◆ EXERCISE GOAL
Your task is to filter the data below down to the lines holding "text".

>> Start

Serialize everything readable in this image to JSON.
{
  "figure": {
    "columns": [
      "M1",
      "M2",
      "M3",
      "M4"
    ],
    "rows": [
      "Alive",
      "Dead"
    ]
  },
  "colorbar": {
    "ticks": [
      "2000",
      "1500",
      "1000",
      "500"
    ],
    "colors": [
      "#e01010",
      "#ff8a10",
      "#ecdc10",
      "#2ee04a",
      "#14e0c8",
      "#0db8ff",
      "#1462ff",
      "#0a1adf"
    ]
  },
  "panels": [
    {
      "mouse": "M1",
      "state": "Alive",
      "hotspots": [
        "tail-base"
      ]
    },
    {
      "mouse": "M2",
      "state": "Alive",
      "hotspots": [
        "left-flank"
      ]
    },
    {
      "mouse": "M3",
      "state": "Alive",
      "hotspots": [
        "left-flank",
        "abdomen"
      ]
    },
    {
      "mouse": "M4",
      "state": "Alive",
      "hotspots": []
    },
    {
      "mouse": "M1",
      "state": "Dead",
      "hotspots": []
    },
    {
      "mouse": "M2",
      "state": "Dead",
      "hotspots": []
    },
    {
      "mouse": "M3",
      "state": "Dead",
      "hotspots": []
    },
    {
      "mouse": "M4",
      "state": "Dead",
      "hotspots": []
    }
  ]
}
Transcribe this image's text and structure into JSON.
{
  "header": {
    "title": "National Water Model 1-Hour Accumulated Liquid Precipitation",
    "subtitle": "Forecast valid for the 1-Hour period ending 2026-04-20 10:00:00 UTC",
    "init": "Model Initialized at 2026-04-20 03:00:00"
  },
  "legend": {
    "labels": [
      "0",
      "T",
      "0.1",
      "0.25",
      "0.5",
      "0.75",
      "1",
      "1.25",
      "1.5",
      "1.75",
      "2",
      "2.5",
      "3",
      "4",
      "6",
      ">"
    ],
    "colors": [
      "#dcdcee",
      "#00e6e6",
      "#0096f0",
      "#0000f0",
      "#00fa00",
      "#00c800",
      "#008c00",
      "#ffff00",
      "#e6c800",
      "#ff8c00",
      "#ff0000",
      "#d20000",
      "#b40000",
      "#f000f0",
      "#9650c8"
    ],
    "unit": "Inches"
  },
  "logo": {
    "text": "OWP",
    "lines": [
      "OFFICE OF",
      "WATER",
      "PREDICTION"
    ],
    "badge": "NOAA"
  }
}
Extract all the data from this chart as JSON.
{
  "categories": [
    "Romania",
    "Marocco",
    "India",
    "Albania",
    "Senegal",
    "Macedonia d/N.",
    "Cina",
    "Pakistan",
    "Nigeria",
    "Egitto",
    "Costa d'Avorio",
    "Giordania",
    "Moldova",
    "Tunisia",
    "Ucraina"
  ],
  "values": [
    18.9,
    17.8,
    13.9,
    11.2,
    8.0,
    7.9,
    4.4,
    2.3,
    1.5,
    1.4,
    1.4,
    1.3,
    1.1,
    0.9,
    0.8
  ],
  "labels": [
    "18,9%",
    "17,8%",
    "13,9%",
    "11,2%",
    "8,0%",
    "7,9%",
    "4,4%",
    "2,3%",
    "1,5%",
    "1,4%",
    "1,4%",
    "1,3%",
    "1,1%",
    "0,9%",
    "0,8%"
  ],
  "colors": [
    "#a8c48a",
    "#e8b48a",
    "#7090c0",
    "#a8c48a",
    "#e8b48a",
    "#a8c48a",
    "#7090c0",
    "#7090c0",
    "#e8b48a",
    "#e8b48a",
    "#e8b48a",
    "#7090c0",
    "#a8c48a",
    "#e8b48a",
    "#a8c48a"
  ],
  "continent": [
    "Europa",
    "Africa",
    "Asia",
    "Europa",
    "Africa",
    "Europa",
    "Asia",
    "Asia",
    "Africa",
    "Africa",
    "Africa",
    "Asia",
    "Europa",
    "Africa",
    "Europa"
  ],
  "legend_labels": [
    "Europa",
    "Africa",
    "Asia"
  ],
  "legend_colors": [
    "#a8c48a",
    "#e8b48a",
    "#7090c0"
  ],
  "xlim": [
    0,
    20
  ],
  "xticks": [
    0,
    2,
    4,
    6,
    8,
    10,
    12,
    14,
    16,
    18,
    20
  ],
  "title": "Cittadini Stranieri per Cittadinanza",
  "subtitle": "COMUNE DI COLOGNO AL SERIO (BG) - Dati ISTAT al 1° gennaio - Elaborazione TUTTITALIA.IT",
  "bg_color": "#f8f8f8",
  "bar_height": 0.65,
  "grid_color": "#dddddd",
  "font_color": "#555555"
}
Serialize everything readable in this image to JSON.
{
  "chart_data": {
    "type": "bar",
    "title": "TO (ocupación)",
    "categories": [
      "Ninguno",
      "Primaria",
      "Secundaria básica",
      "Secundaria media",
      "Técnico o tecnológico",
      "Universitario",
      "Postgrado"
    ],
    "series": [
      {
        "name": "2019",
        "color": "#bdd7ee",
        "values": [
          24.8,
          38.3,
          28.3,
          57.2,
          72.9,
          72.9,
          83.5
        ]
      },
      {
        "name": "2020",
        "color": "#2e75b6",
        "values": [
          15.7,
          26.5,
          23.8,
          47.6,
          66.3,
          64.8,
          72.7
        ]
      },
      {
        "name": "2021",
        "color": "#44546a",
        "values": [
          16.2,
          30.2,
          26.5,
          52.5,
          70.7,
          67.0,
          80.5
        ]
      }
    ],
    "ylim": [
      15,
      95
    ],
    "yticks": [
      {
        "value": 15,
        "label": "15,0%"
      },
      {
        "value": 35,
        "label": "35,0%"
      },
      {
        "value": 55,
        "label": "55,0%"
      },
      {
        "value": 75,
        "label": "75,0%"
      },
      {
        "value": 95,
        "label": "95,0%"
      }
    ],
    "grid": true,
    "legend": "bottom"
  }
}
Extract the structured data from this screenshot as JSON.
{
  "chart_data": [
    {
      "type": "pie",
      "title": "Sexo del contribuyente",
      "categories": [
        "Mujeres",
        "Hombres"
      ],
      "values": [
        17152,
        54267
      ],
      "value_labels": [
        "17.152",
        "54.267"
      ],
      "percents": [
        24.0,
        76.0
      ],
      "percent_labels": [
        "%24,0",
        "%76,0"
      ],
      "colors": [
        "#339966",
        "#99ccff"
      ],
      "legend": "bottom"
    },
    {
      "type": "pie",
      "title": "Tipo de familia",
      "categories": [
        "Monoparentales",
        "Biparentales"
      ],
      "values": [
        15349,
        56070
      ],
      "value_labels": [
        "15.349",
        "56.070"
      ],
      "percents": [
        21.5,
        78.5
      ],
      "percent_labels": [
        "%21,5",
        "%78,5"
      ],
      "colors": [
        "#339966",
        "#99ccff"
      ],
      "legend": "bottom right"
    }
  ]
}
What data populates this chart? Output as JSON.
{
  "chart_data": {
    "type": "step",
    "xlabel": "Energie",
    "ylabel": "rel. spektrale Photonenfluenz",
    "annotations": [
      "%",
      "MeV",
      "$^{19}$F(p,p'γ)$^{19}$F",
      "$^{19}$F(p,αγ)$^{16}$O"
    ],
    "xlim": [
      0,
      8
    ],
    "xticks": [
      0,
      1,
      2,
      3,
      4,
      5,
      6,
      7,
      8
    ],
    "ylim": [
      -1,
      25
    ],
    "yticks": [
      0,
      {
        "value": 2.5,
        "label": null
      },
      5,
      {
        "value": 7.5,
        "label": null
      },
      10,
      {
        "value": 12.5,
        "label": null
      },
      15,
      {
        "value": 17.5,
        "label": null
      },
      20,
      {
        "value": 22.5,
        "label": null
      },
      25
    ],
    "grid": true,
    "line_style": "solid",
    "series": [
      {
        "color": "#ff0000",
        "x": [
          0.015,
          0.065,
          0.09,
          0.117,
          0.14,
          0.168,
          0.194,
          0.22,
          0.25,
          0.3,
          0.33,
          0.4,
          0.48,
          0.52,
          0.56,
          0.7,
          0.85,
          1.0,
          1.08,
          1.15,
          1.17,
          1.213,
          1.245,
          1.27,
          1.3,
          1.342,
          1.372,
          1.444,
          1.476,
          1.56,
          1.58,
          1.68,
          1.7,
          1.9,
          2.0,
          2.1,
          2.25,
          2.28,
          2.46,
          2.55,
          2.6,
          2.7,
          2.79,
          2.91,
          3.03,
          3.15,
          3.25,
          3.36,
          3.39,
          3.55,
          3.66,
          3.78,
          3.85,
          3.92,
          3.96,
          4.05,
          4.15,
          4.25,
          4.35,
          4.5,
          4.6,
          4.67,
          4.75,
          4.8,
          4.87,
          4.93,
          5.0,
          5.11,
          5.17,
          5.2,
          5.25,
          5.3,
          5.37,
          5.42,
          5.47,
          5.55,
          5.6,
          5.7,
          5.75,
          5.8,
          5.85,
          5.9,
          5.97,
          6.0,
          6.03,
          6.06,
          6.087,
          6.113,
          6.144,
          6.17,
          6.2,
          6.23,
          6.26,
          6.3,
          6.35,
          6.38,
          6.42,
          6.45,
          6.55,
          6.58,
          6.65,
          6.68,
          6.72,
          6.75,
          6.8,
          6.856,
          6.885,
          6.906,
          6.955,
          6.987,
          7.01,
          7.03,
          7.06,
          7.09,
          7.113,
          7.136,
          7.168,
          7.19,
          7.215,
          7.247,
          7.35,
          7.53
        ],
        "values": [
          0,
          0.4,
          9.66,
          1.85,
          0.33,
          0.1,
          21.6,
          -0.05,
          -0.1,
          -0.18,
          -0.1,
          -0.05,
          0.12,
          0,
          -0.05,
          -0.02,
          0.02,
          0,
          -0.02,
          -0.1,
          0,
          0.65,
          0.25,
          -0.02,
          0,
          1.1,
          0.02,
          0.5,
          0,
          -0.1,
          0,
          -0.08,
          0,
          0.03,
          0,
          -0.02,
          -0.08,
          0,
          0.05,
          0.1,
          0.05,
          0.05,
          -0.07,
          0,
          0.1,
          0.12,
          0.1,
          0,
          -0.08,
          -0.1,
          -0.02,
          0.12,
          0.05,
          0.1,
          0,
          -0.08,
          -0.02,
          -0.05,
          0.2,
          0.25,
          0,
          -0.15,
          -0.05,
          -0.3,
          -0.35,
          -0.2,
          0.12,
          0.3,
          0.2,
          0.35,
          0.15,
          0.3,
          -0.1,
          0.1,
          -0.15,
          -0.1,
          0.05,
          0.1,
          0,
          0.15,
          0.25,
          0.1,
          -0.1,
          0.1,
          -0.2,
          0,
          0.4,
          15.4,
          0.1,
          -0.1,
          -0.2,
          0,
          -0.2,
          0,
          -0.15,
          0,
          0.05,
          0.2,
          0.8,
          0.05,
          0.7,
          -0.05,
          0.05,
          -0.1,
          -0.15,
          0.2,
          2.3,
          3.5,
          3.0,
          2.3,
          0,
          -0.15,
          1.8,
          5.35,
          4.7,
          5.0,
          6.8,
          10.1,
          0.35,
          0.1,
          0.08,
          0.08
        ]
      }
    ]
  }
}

>> End

◆ SOLUTION TO THE EXERCISE
Transcribe this image's text and structure into JSON.
    "text": "OWP",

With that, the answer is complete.